Set down the full listing exactly as given. Any pictures are to be left out.

INPUT:
****

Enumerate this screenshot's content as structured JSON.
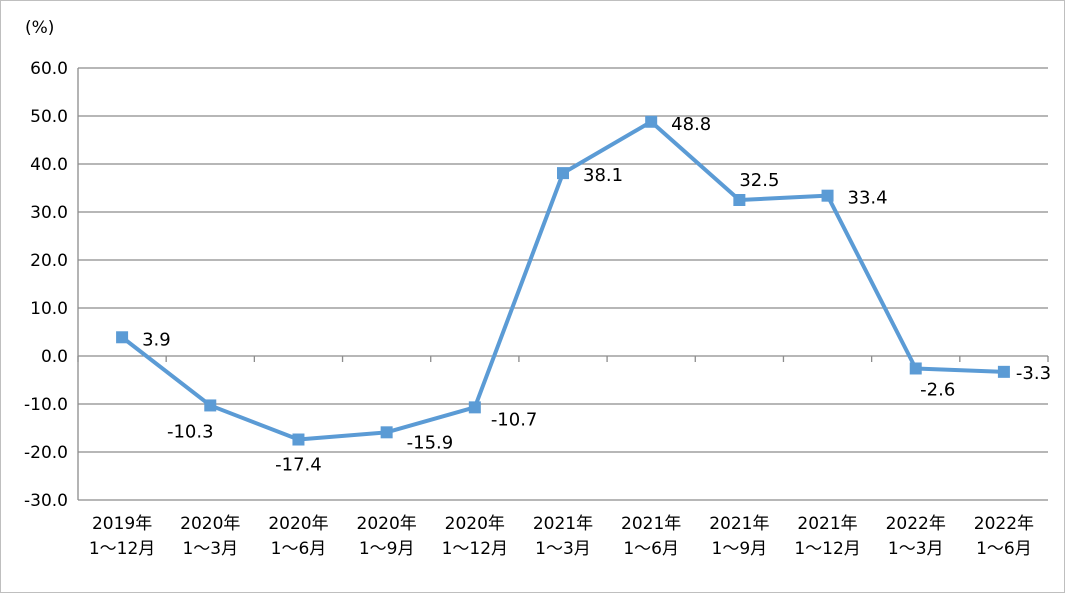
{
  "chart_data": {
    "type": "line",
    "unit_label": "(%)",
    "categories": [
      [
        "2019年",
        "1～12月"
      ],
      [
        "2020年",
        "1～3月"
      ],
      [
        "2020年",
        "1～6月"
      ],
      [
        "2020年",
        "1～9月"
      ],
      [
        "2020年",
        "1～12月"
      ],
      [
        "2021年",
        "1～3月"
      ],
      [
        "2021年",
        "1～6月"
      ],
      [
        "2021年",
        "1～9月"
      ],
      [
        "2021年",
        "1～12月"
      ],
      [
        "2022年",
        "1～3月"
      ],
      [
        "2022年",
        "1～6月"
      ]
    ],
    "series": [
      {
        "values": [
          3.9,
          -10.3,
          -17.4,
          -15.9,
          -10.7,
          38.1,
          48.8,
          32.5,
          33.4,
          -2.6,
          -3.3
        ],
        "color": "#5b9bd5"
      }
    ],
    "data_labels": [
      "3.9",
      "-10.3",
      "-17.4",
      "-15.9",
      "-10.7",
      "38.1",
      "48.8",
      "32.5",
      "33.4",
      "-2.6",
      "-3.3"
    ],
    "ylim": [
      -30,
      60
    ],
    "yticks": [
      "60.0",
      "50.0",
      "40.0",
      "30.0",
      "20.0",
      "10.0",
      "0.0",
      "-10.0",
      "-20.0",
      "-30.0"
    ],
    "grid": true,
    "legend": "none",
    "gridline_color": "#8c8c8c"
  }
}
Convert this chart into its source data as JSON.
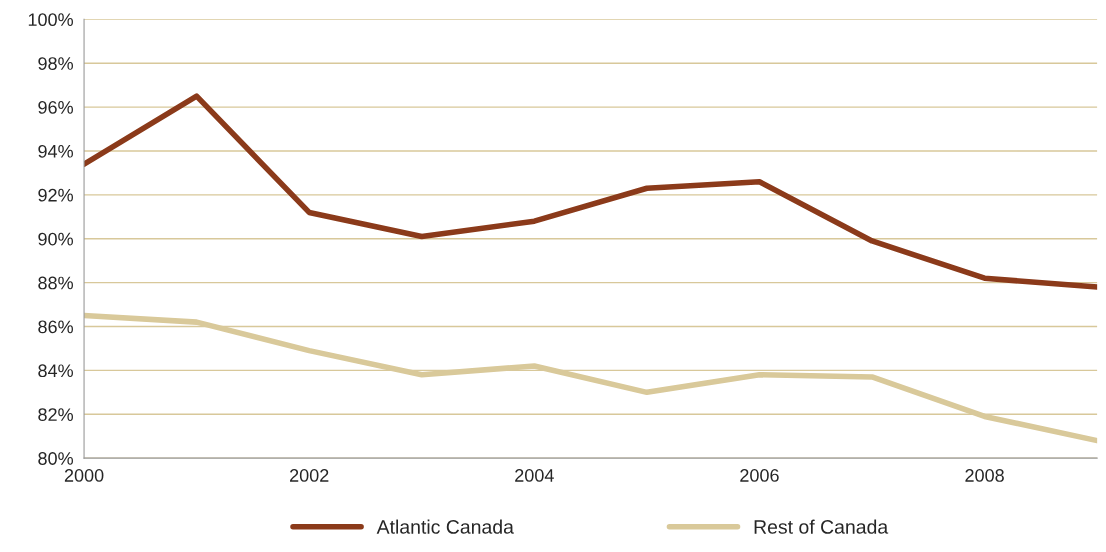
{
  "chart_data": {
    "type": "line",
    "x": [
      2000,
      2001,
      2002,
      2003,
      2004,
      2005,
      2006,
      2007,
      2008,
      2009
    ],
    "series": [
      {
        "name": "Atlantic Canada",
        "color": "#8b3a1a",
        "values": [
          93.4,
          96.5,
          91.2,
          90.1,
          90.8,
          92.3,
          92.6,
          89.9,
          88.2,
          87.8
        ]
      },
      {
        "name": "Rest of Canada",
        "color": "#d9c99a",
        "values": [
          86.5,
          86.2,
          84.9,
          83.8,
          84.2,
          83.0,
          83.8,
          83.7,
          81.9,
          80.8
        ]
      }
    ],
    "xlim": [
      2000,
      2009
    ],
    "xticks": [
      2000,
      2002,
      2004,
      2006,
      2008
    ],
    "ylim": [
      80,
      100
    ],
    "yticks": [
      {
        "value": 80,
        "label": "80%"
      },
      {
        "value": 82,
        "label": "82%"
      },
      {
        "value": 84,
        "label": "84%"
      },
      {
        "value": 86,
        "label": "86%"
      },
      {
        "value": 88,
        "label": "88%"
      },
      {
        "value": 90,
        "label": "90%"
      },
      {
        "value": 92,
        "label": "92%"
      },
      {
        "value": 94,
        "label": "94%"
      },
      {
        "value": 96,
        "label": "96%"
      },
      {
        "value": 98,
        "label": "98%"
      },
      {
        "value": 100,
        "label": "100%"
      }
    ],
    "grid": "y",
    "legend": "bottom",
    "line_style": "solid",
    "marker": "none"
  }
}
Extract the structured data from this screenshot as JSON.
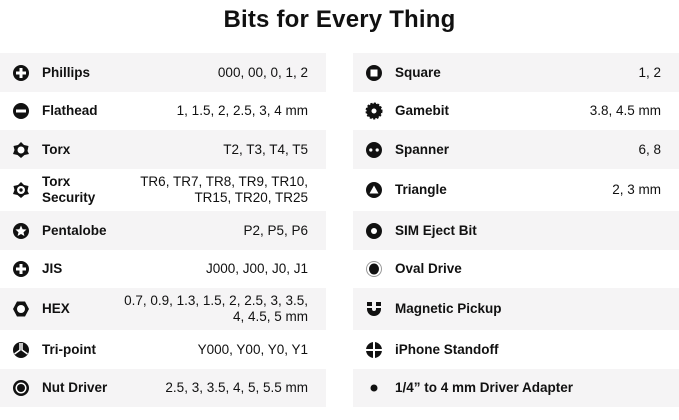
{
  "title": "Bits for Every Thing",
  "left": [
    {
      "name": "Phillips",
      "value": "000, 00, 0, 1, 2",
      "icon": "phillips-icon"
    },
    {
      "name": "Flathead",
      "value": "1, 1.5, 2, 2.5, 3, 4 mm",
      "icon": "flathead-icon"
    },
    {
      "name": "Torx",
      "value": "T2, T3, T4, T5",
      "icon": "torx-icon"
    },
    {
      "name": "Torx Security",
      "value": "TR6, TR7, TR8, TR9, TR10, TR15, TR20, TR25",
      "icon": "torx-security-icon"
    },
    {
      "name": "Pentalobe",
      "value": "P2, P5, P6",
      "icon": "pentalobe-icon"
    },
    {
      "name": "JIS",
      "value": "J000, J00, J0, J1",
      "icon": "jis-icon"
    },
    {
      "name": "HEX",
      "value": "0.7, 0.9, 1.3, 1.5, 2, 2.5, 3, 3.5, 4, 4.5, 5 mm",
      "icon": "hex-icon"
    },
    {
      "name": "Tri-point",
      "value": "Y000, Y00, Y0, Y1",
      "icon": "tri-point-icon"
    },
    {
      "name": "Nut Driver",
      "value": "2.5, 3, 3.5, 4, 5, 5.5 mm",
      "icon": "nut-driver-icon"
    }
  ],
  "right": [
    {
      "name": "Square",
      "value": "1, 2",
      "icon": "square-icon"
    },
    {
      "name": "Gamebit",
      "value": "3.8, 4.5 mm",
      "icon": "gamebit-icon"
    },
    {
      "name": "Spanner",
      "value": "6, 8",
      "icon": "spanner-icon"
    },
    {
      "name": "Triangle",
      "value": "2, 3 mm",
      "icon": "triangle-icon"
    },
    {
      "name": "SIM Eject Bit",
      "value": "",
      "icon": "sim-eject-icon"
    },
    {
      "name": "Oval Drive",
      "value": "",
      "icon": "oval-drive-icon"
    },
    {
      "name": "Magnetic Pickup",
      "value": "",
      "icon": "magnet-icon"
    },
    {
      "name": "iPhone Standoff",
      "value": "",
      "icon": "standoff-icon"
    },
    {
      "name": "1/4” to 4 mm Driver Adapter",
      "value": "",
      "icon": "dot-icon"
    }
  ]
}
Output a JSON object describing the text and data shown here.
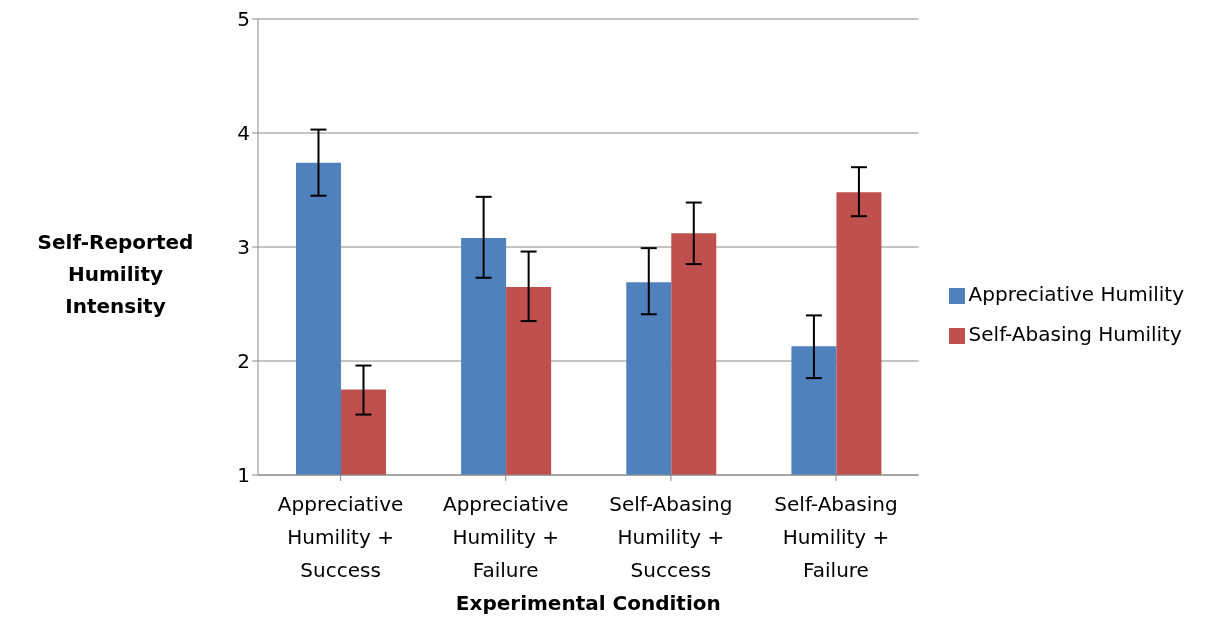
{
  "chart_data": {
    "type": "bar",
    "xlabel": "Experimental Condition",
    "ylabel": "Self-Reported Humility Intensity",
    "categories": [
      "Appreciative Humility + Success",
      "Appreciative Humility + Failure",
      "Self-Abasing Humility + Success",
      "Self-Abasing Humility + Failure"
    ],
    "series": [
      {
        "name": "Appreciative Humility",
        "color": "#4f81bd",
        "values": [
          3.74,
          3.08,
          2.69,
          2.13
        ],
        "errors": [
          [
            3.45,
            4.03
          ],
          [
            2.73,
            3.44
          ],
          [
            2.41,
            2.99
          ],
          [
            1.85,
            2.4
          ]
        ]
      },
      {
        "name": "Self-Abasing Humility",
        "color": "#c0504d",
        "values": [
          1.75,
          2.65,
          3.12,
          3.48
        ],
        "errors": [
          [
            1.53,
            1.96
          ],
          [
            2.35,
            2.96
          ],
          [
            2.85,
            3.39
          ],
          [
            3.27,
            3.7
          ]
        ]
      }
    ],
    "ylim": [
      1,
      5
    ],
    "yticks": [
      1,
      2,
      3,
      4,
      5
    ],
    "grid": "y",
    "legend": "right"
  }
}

****

THE RESPONSE:
Enumerate this screenshot's content as structured JSON.
{
  "chart_data": {
    "type": "line",
    "unit_label": "(%)",
    "categories": [
      [
        "2019年",
        "1～12月"
      ],
      [
        "2020年",
        "1～3月"
      ],
      [
        "2020年",
        "1～6月"
      ],
      [
        "2020年",
        "1～9月"
      ],
      [
        "2020年",
        "1～12月"
      ],
      [
        "2021年",
        "1～3月"
      ],
      [
        "2021年",
        "1～6月"
      ],
      [
        "2021年",
        "1～9月"
      ],
      [
        "2021年",
        "1～12月"
      ],
      [
        "2022年",
        "1～3月"
      ],
      [
        "2022年",
        "1～6月"
      ]
    ],
    "series": [
      {
        "values": [
          3.9,
          -10.3,
          -17.4,
          -15.9,
          -10.7,
          38.1,
          48.8,
          32.5,
          33.4,
          -2.6,
          -3.3
        ],
        "color": "#5b9bd5"
      }
    ],
    "data_labels": [
      "3.9",
      "-10.3",
      "-17.4",
      "-15.9",
      "-10.7",
      "38.1",
      "48.8",
      "32.5",
      "33.4",
      "-2.6",
      "-3.3"
    ],
    "ylim": [
      -30,
      60
    ],
    "yticks": [
      "60.0",
      "50.0",
      "40.0",
      "30.0",
      "20.0",
      "10.0",
      "0.0",
      "-10.0",
      "-20.0",
      "-30.0"
    ],
    "grid": true,
    "legend": "none",
    "gridline_color": "#8c8c8c"
  }
}
Convert this chart into its source data as JSON.
{
  "chart_data": {
    "type": "line",
    "x": [
      2000,
      2001,
      2002,
      2003,
      2004,
      2005,
      2006,
      2007,
      2008,
      2009
    ],
    "series": [
      {
        "name": "Atlantic Canada",
        "color": "#8b3a1a",
        "values": [
          93.4,
          96.5,
          91.2,
          90.1,
          90.8,
          92.3,
          92.6,
          89.9,
          88.2,
          87.8
        ]
      },
      {
        "name": "Rest of Canada",
        "color": "#d9c99a",
        "values": [
          86.5,
          86.2,
          84.9,
          83.8,
          84.2,
          83.0,
          83.8,
          83.7,
          81.9,
          80.8
        ]
      }
    ],
    "xlim": [
      2000,
      2009
    ],
    "xticks": [
      2000,
      2002,
      2004,
      2006,
      2008
    ],
    "ylim": [
      80,
      100
    ],
    "yticks": [
      {
        "value": 80,
        "label": "80%"
      },
      {
        "value": 82,
        "label": "82%"
      },
      {
        "value": 84,
        "label": "84%"
      },
      {
        "value": 86,
        "label": "86%"
      },
      {
        "value": 88,
        "label": "88%"
      },
      {
        "value": 90,
        "label": "90%"
      },
      {
        "value": 92,
        "label": "92%"
      },
      {
        "value": 94,
        "label": "94%"
      },
      {
        "value": 96,
        "label": "96%"
      },
      {
        "value": 98,
        "label": "98%"
      },
      {
        "value": 100,
        "label": "100%"
      }
    ],
    "grid": "y",
    "legend": "bottom",
    "line_style": "solid",
    "marker": "none"
  }
}
Extract the structured data from this screenshot as JSON.
{
  "title": "Bits for Every Thing",
  "left": [
    {
      "name": "Phillips",
      "value": "000, 00, 0, 1, 2",
      "icon": "phillips-icon"
    },
    {
      "name": "Flathead",
      "value": "1, 1.5, 2, 2.5, 3, 4 mm",
      "icon": "flathead-icon"
    },
    {
      "name": "Torx",
      "value": "T2, T3, T4, T5",
      "icon": "torx-icon"
    },
    {
      "name": "Torx Security",
      "value": "TR6, TR7, TR8, TR9, TR10, TR15, TR20, TR25",
      "icon": "torx-security-icon"
    },
    {
      "name": "Pentalobe",
      "value": "P2, P5, P6",
      "icon": "pentalobe-icon"
    },
    {
      "name": "JIS",
      "value": "J000, J00, J0, J1",
      "icon": "jis-icon"
    },
    {
      "name": "HEX",
      "value": "0.7, 0.9, 1.3, 1.5, 2, 2.5, 3, 3.5, 4, 4.5, 5 mm",
      "icon": "hex-icon"
    },
    {
      "name": "Tri-point",
      "value": "Y000, Y00, Y0, Y1",
      "icon": "tri-point-icon"
    },
    {
      "name": "Nut Driver",
      "value": "2.5, 3, 3.5, 4, 5, 5.5 mm",
      "icon": "nut-driver-icon"
    }
  ],
  "right": [
    {
      "name": "Square",
      "value": "1, 2",
      "icon": "square-icon"
    },
    {
      "name": "Gamebit",
      "value": "3.8, 4.5 mm",
      "icon": "gamebit-icon"
    },
    {
      "name": "Spanner",
      "value": "6, 8",
      "icon": "spanner-icon"
    },
    {
      "name": "Triangle",
      "value": "2, 3 mm",
      "icon": "triangle-icon"
    },
    {
      "name": "SIM Eject Bit",
      "value": "",
      "icon": "sim-eject-icon"
    },
    {
      "name": "Oval Drive",
      "value": "",
      "icon": "oval-drive-icon"
    },
    {
      "name": "Magnetic Pickup",
      "value": "",
      "icon": "magnet-icon"
    },
    {
      "name": "iPhone Standoff",
      "value": "",
      "icon": "standoff-icon"
    },
    {
      "name": "1/4” to 4 mm Driver Adapter",
      "value": "",
      "icon": "dot-icon"
    }
  ]
}
Output a JSON object describing the text and data shown here.
{
  "chart_data": {
    "type": "bar",
    "xlabel": "Experimental Condition",
    "ylabel": "Self-Reported Humility Intensity",
    "categories": [
      "Appreciative Humility + Success",
      "Appreciative Humility + Failure",
      "Self-Abasing Humility + Success",
      "Self-Abasing Humility + Failure"
    ],
    "series": [
      {
        "name": "Appreciative Humility",
        "color": "#4f81bd",
        "values": [
          3.74,
          3.08,
          2.69,
          2.13
        ],
        "errors": [
          [
            3.45,
            4.03
          ],
          [
            2.73,
            3.44
          ],
          [
            2.41,
            2.99
          ],
          [
            1.85,
            2.4
          ]
        ]
      },
      {
        "name": "Self-Abasing Humility",
        "color": "#c0504d",
        "values": [
          1.75,
          2.65,
          3.12,
          3.48
        ],
        "errors": [
          [
            1.53,
            1.96
          ],
          [
            2.35,
            2.96
          ],
          [
            2.85,
            3.39
          ],
          [
            3.27,
            3.7
          ]
        ]
      }
    ],
    "ylim": [
      1,
      5
    ],
    "yticks": [
      1,
      2,
      3,
      4,
      5
    ],
    "grid": "y",
    "legend": "right"
  }
}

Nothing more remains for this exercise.